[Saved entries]
[start]

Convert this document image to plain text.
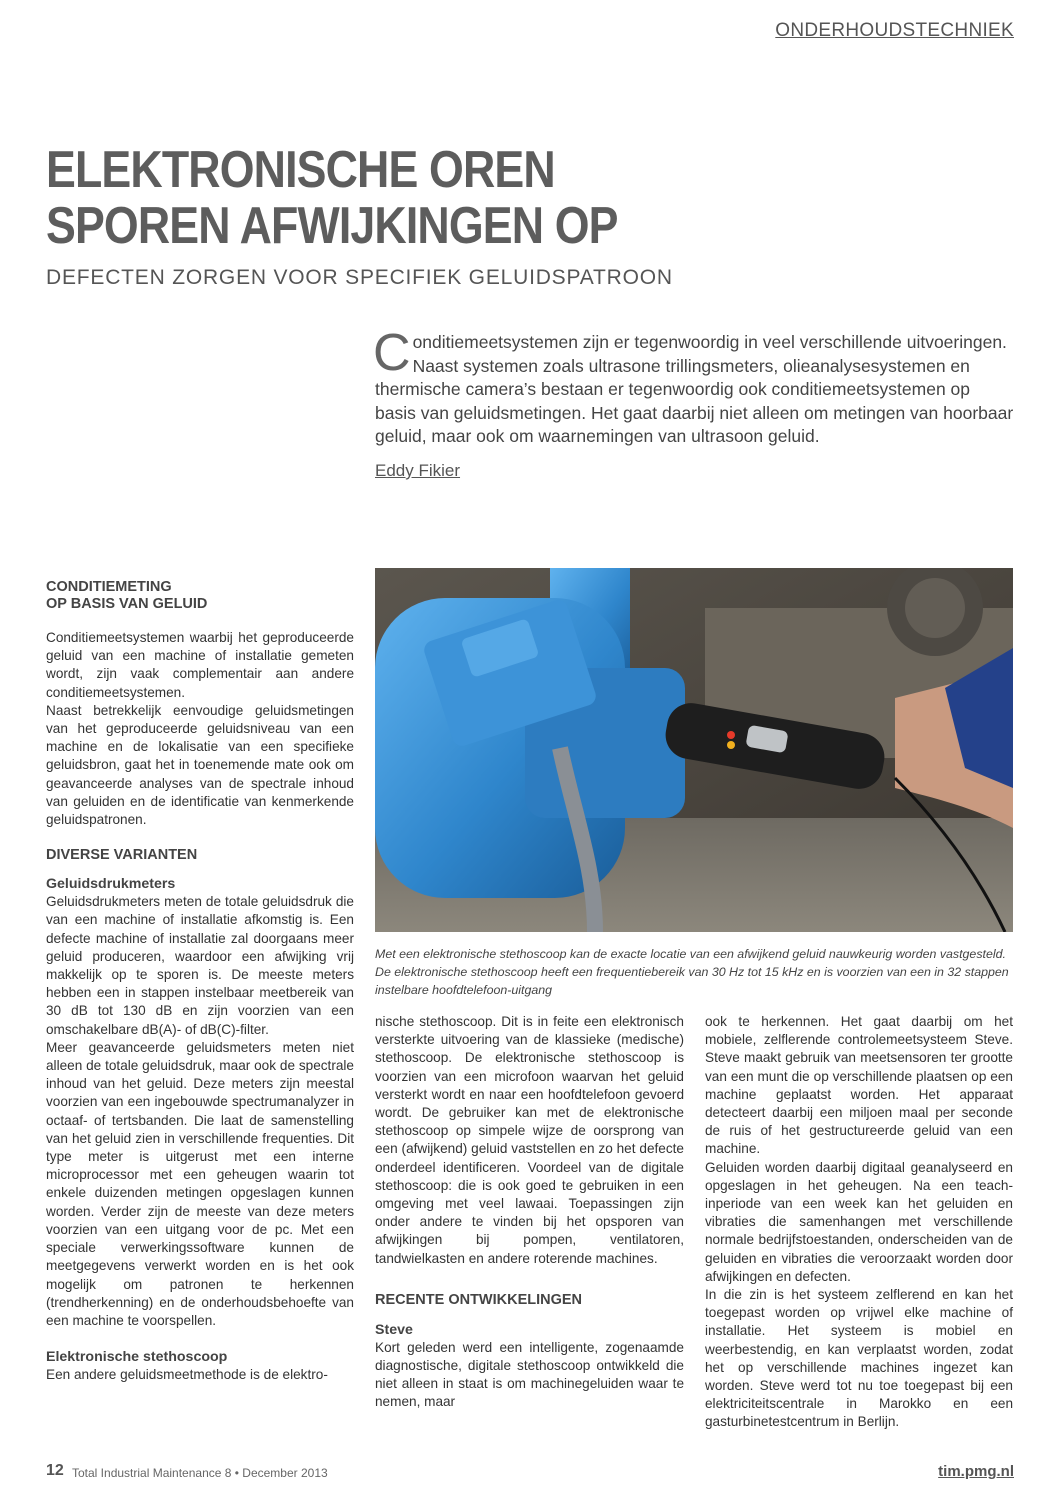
ONDERHOUDSTECHNIEK
ELEKTRONISCHE OREN
SPOREN AFWIJKINGEN OP
DEFECTEN ZORGEN VOOR SPECIFIEK GELUIDSPATROON
Conditiemeetsystemen zijn er tegenwoordig in veel verschillende uitvoeringen. Naast systemen zoals ultrasone trillingsmeters, olieanalysesystemen en thermische camera’s bestaan er tegenwoordig ook conditiemeetsystemen op basis van geluidsmetingen. Het gaat daarbij niet alleen om metingen van hoorbaar geluid, maar ook om waarnemingen van ultrasoon geluid.
Eddy Fikier

CONDITIEMETING

OP BASIS VAN GELUID

Conditiemeetsystemen waarbij het geproduceerde geluid van een machine of installatie gemeten wordt, zijn vaak complementair aan andere conditiemeetsystemen.

Naast betrekkelijk eenvoudige geluidsmetingen van het geproduceerde geluidsniveau van een machine en de lokalisatie van een specifieke geluidsbron, gaat het in toenemende mate ook om geavanceerde analyses van de spectrale inhoud van geluiden en de identificatie van kenmerkende geluidspatronen.

DIVERSE VARIANTEN

Geluidsdrukmeters

Geluidsdrukmeters meten de totale geluidsdruk die van een machine of installatie afkomstig is. Een defecte machine of installatie zal doorgaans meer geluid produceren, waardoor een afwijking vrij makkelijk op te sporen is. De meeste meters hebben een in stappen instelbaar meetbereik van 30 dB tot 130 dB en zijn voorzien van een omschakelbare dB(A)- of dB(C)-filter.

Meer geavanceerde geluidsmeters meten niet alleen de totale geluidsdruk, maar ook de spectrale inhoud van het geluid. Deze meters zijn meestal voorzien van een ingebouwde spectrumanalyzer in octaaf- of tertsbanden. Die laat de samenstelling van het geluid zien in verschillende frequenties. Dit type meter is uitgerust met een interne microprocessor met een geheugen waarin tot enkele duizenden metingen opgeslagen kunnen worden. Verder zijn de meeste van deze meters voorzien van een uitgang voor de pc. Met een speciale verwerkingssoftware kunnen de meetgegevens verwerkt worden en is het ook mogelijk om patronen te herkennen (trendherkenning) en de onderhoudsbehoefte van een machine te voorspellen.

Elektronische stethoscoop

Een andere geluidsmeetmethode is de elektro-

Met een elektronische stethoscoop kan de exacte locatie van een afwijkend geluid nauwkeurig worden vastgesteld. De elektronische stethoscoop heeft een frequentiebereik van 30 Hz tot 15 kHz en is voorzien van een in 32 stappen instelbare hoofdtelefoon-uitgang

nische stethoscoop. Dit is in feite een elektronisch versterkte uitvoering van de klassieke (medische) stethoscoop. De elektronische stethoscoop is voorzien van een microfoon waarvan het geluid versterkt wordt en naar een hoofdtelefoon gevoerd wordt. De gebruiker kan met de elektronische stethoscoop op simpele wijze de oorsprong van een (afwijkend) geluid vaststellen en zo het defecte onderdeel identificeren. Voordeel van de digitale stethoscoop: die is ook goed te gebruiken in een omgeving met veel lawaai. Toepassingen zijn onder andere te vinden bij het opsporen van afwijkingen bij pompen, ventilatoren, tandwielkasten en andere roterende machines.

RECENTE ONTWIKKELINGEN

Steve

Kort geleden werd een intelligente, zogenaamde diagnostische, digitale stethoscoop ontwikkeld die niet alleen in staat is om machinegeluiden waar te nemen, maar

ook te herkennen. Het gaat daarbij om het mobiele, zelflerende controlemeetsysteem Steve. Steve maakt gebruik van meetsensoren ter grootte van een munt die op verschillende plaatsen op een machine geplaatst worden. Het apparaat detecteert daarbij een miljoen maal per seconde de ruis of het gestructureerde geluid van een machine.

Geluiden worden daarbij digitaal geanalyseerd en opgeslagen in het geheugen. Na een teach-inperiode van een week kan het geluiden en vibraties die samenhangen met verschillende normale bedrijfstoestanden, onderscheiden van de geluiden en vibraties die veroorzaakt worden door afwijkingen en defecten.

In die zin is het systeem zelflerend en kan het toegepast worden op vrijwel elke machine of installatie. Het systeem is mobiel en weerbestendig, en kan verplaatst worden, zodat het op verschillende machines ingezet kan worden. Steve werd tot nu toe toegepast bij een elektriciteitscentrale in Marokko en een gasturbinetestcentrum in Berlijn.

12 Total Industrial Maintenance 8 • December 2013	tim.pmg.nl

[end]

Output the records above exactly as they are, leaving out the pictures.

Convert this document image to plain text.
ONDERHOUDSTECHNIEK
ELEKTRONISCHE OREN
SPOREN AFWIJKINGEN OP
DEFECTEN ZORGEN VOOR SPECIFIEK GELUIDSPATROON
Conditiemeetsystemen zijn er tegenwoordig in veel verschillende uitvoeringen. Naast systemen zoals ultrasone trillingsmeters, olieanalysesystemen en thermische camera’s bestaan er tegenwoordig ook conditiemeetsystemen op basis van geluidsmetingen. Het gaat daarbij niet alleen om metingen van hoorbaar geluid, maar ook om waarnemingen van ultrasoon geluid.
Eddy Fikier

CONDITIEMETING

OP BASIS VAN GELUID

Conditiemeetsystemen waarbij het geproduceerde geluid van een machine of installatie gemeten wordt, zijn vaak complementair aan andere conditiemeetsystemen.

Naast betrekkelijk eenvoudige geluidsmetingen van het geproduceerde geluidsniveau van een machine en de lokalisatie van een specifieke geluidsbron, gaat het in toenemende mate ook om geavanceerde analyses van de spectrale inhoud van geluiden en de identificatie van kenmerkende geluidspatronen.

DIVERSE VARIANTEN

Geluidsdrukmeters

Geluidsdrukmeters meten de totale geluidsdruk die van een machine of installatie afkomstig is. Een defecte machine of installatie zal doorgaans meer geluid produceren, waardoor een afwijking vrij makkelijk op te sporen is. De meeste meters hebben een in stappen instelbaar meetbereik van 30 dB tot 130 dB en zijn voorzien van een omschakelbare dB(A)- of dB(C)-filter.

Meer geavanceerde geluidsmeters meten niet alleen de totale geluidsdruk, maar ook de spectrale inhoud van het geluid. Deze meters zijn meestal voorzien van een ingebouwde spectrumanalyzer in octaaf- of tertsbanden. Die laat de samenstelling van het geluid zien in verschillende frequenties. Dit type meter is uitgerust met een interne microprocessor met een geheugen waarin tot enkele duizenden metingen opgeslagen kunnen worden. Verder zijn de meeste van deze meters voorzien van een uitgang voor de pc. Met een speciale verwerkingssoftware kunnen de meetgegevens verwerkt worden en is het ook mogelijk om patronen te herkennen (trendherkenning) en de onderhoudsbehoefte van een machine te voorspellen.

Elektronische stethoscoop

Een andere geluidsmeetmethode is de elektro-

Met een elektronische stethoscoop kan de exacte locatie van een afwijkend geluid nauwkeurig worden vastgesteld. De elektronische stethoscoop heeft een frequentiebereik van 30 Hz tot 15 kHz en is voorzien van een in 32 stappen instelbare hoofdtelefoon-uitgang

nische stethoscoop. Dit is in feite een elektronisch versterkte uitvoering van de klassieke (medische) stethoscoop. De elektronische stethoscoop is voorzien van een microfoon waarvan het geluid versterkt wordt en naar een hoofdtelefoon gevoerd wordt. De gebruiker kan met de elektronische stethoscoop op simpele wijze de oorsprong van een (afwijkend) geluid vaststellen en zo het defecte onderdeel identificeren. Voordeel van de digitale stethoscoop: die is ook goed te gebruiken in een omgeving met veel lawaai. Toepassingen zijn onder andere te vinden bij het opsporen van afwijkingen bij pompen, ventilatoren, tandwielkasten en andere roterende machines.

RECENTE ONTWIKKELINGEN

Steve

Kort geleden werd een intelligente, zogenaamde diagnostische, digitale stethoscoop ontwikkeld die niet alleen in staat is om machinegeluiden waar te nemen, maar

ook te herkennen. Het gaat daarbij om het mobiele, zelflerende controlemeetsysteem Steve. Steve maakt gebruik van meetsensoren ter grootte van een munt die op verschillende plaatsen op een machine geplaatst worden. Het apparaat detecteert daarbij een miljoen maal per seconde de ruis of het gestructureerde geluid van een machine.

Geluiden worden daarbij digitaal geanalyseerd en opgeslagen in het geheugen. Na een teach-inperiode van een week kan het geluiden en vibraties die samenhangen met verschillende normale bedrijfstoestanden, onderscheiden van de geluiden en vibraties die veroorzaakt worden door afwijkingen en defecten.

In die zin is het systeem zelflerend en kan het toegepast worden op vrijwel elke machine of installatie. Het systeem is mobiel en weerbestendig, en kan verplaatst worden, zodat het op verschillende machines ingezet kan worden. Steve werd tot nu toe toegepast bij een elektriciteitscentrale in Marokko en een gasturbinetestcentrum in Berlijn.

12 Total Industrial Maintenance 8 • December 2013	tim.pmg.nl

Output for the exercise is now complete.